## Your tasks
1: Sum up the Yahara Watershed passage in two sentences.
2: List every challenge to social-ecological resilience that the Yahara Watershed passage names for agricultural watersheds of central North America.

## Document passage
Water Sustainability and Climate in the Yahara Watershed

Agricultural watersheds of central North America face several challenges to social-ecological resilience: climate is warming, precipitation is more variable, soils are increasingly polluted, water quality is impaired, floods are increasing, human demand is rising for land and water resources, governance is challenged to address an evolving mosaic of problems, and coming decades seem highly uncertain.

In this context, we are analyzing the Yahara Watershed, an agricultural urbanizing watershed in southern Wisconsin, USA, to assess its resilience to changing drivers.

## Data section
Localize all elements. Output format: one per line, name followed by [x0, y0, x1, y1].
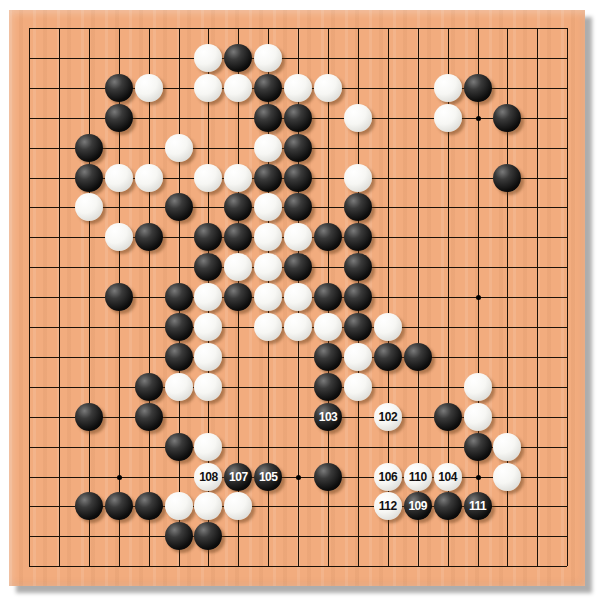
white-stone[interactable] [224, 74, 252, 102]
grid-line [537, 28, 538, 566]
black-stone[interactable] [165, 313, 193, 341]
grid-line [29, 536, 567, 537]
black-stone[interactable] [344, 223, 372, 251]
grid-line [567, 28, 568, 566]
move-number-label: 103 [319, 411, 338, 423]
white-stone[interactable] [105, 223, 133, 251]
white-stone[interactable]: 112 [374, 492, 402, 520]
black-stone[interactable] [75, 164, 103, 192]
white-stone[interactable] [344, 373, 372, 401]
black-stone[interactable] [75, 134, 103, 162]
white-stone[interactable]: 102 [374, 403, 402, 431]
black-stone[interactable] [344, 253, 372, 281]
black-stone[interactable] [224, 283, 252, 311]
black-stone[interactable] [314, 463, 342, 491]
star-point [476, 295, 481, 300]
move-number-label: 102 [379, 411, 398, 423]
move-number-label: 107 [229, 471, 248, 483]
black-stone[interactable] [344, 283, 372, 311]
black-stone[interactable]: 105 [254, 463, 282, 491]
white-stone[interactable] [194, 283, 222, 311]
black-stone[interactable] [135, 373, 163, 401]
white-stone[interactable] [165, 492, 193, 520]
black-stone[interactable] [194, 522, 222, 550]
black-stone[interactable] [165, 433, 193, 461]
black-stone[interactable] [464, 74, 492, 102]
white-stone[interactable] [254, 253, 282, 281]
black-stone[interactable] [165, 343, 193, 371]
black-stone[interactable] [135, 403, 163, 431]
black-stone[interactable]: 103 [314, 403, 342, 431]
white-stone[interactable] [165, 373, 193, 401]
white-stone[interactable] [194, 492, 222, 520]
star-point [476, 116, 481, 121]
white-stone[interactable] [135, 164, 163, 192]
black-stone[interactable] [493, 104, 521, 132]
white-stone[interactable]: 108 [194, 463, 222, 491]
star-point [296, 475, 301, 480]
white-stone[interactable] [254, 134, 282, 162]
black-stone[interactable] [75, 492, 103, 520]
white-stone[interactable] [284, 223, 312, 251]
black-stone[interactable] [464, 433, 492, 461]
black-stone[interactable] [224, 44, 252, 72]
black-stone[interactable] [284, 193, 312, 221]
black-stone[interactable] [165, 193, 193, 221]
white-stone[interactable] [194, 44, 222, 72]
white-stone[interactable] [194, 343, 222, 371]
black-stone[interactable] [224, 193, 252, 221]
white-stone[interactable] [224, 492, 252, 520]
black-stone[interactable]: 109 [404, 492, 432, 520]
black-stone[interactable] [105, 283, 133, 311]
white-stone[interactable] [464, 403, 492, 431]
black-stone[interactable] [165, 283, 193, 311]
white-stone[interactable] [284, 283, 312, 311]
grid-line [29, 357, 567, 358]
black-stone[interactable] [404, 343, 432, 371]
move-number-label: 104 [438, 471, 457, 483]
move-number-label: 106 [379, 471, 398, 483]
black-stone[interactable] [284, 253, 312, 281]
move-number-label: 109 [408, 500, 427, 512]
black-stone[interactable] [194, 223, 222, 251]
white-stone[interactable] [254, 283, 282, 311]
go-board[interactable]: 103102108107105106110104112109111 [9, 10, 585, 586]
black-stone[interactable] [314, 223, 342, 251]
move-number-label: 112 [379, 500, 397, 512]
black-stone[interactable] [105, 74, 133, 102]
move-number-label: 110 [409, 471, 427, 483]
white-stone[interactable] [75, 193, 103, 221]
white-stone[interactable]: 104 [434, 463, 462, 491]
black-stone[interactable]: 111 [464, 492, 492, 520]
white-stone[interactable] [344, 104, 372, 132]
white-stone[interactable] [194, 313, 222, 341]
black-stone[interactable] [224, 223, 252, 251]
white-stone[interactable] [254, 44, 282, 72]
black-stone[interactable] [314, 373, 342, 401]
white-stone[interactable] [224, 164, 252, 192]
white-stone[interactable] [194, 433, 222, 461]
white-stone[interactable] [194, 74, 222, 102]
grid-line [29, 566, 567, 567]
white-stone[interactable] [135, 74, 163, 102]
white-stone[interactable] [165, 134, 193, 162]
white-stone[interactable] [493, 463, 521, 491]
white-stone[interactable] [344, 343, 372, 371]
move-number-label: 108 [199, 471, 218, 483]
white-stone[interactable] [254, 193, 282, 221]
page: { "game": "go", "board_size": 19, "posit… [0, 0, 600, 600]
black-stone[interactable] [314, 283, 342, 311]
white-stone[interactable] [224, 253, 252, 281]
white-stone[interactable] [284, 313, 312, 341]
white-stone[interactable] [434, 104, 462, 132]
black-stone[interactable] [254, 74, 282, 102]
black-stone[interactable] [344, 193, 372, 221]
black-stone[interactable] [105, 492, 133, 520]
white-stone[interactable] [194, 373, 222, 401]
black-stone[interactable] [284, 134, 312, 162]
white-stone[interactable] [254, 313, 282, 341]
black-stone[interactable] [254, 104, 282, 132]
white-stone[interactable] [105, 164, 133, 192]
black-stone[interactable] [75, 403, 103, 431]
black-stone[interactable] [254, 164, 282, 192]
black-stone[interactable] [314, 343, 342, 371]
black-stone[interactable] [135, 223, 163, 251]
black-stone[interactable] [135, 492, 163, 520]
black-stone[interactable] [434, 403, 462, 431]
white-stone[interactable] [254, 223, 282, 251]
white-stone[interactable]: 110 [404, 463, 432, 491]
white-stone[interactable]: 106 [374, 463, 402, 491]
white-stone[interactable] [493, 433, 521, 461]
white-stone[interactable] [284, 74, 312, 102]
white-stone[interactable] [374, 313, 402, 341]
star-point [476, 475, 481, 480]
move-number-label: 105 [259, 471, 278, 483]
white-stone[interactable] [194, 164, 222, 192]
white-stone[interactable] [344, 164, 372, 192]
white-stone[interactable] [464, 373, 492, 401]
black-stone[interactable] [434, 492, 462, 520]
black-stone[interactable]: 107 [224, 463, 252, 491]
white-stone[interactable] [314, 74, 342, 102]
white-stone[interactable] [314, 313, 342, 341]
white-stone[interactable] [434, 74, 462, 102]
black-stone[interactable] [105, 104, 133, 132]
black-stone[interactable] [284, 164, 312, 192]
black-stone[interactable] [165, 522, 193, 550]
black-stone[interactable] [374, 343, 402, 371]
black-stone[interactable] [493, 164, 521, 192]
black-stone[interactable] [344, 313, 372, 341]
move-number-label: 111 [469, 500, 486, 512]
black-stone[interactable] [284, 104, 312, 132]
black-stone[interactable] [194, 253, 222, 281]
star-point [117, 475, 122, 480]
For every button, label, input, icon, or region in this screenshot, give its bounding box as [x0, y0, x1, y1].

## Exercise responses
1: Agricultural watersheds in central North America face many challenges to their social-ecological resilience, including a warming climate, more variable rainfall, polluted soils, poorer water quality, more floods, rising demand for land and water, strained governance, and an uncertain future. Against this backdrop, the Yahara Watershed in southern Wisconsin, an agricultural watershed that is becoming more urban, is being studied to judge how well it can withstand changing drivers.

2:
- Climate is warming
- Precipitation is more variable
- Soils are increasingly polluted
- Water quality is impaired
- Floods are increasing
- Human demand is rising for land and water resources
- Governance is challenged to address an evolving mosaic of problems
- Coming decades seem highly uncertain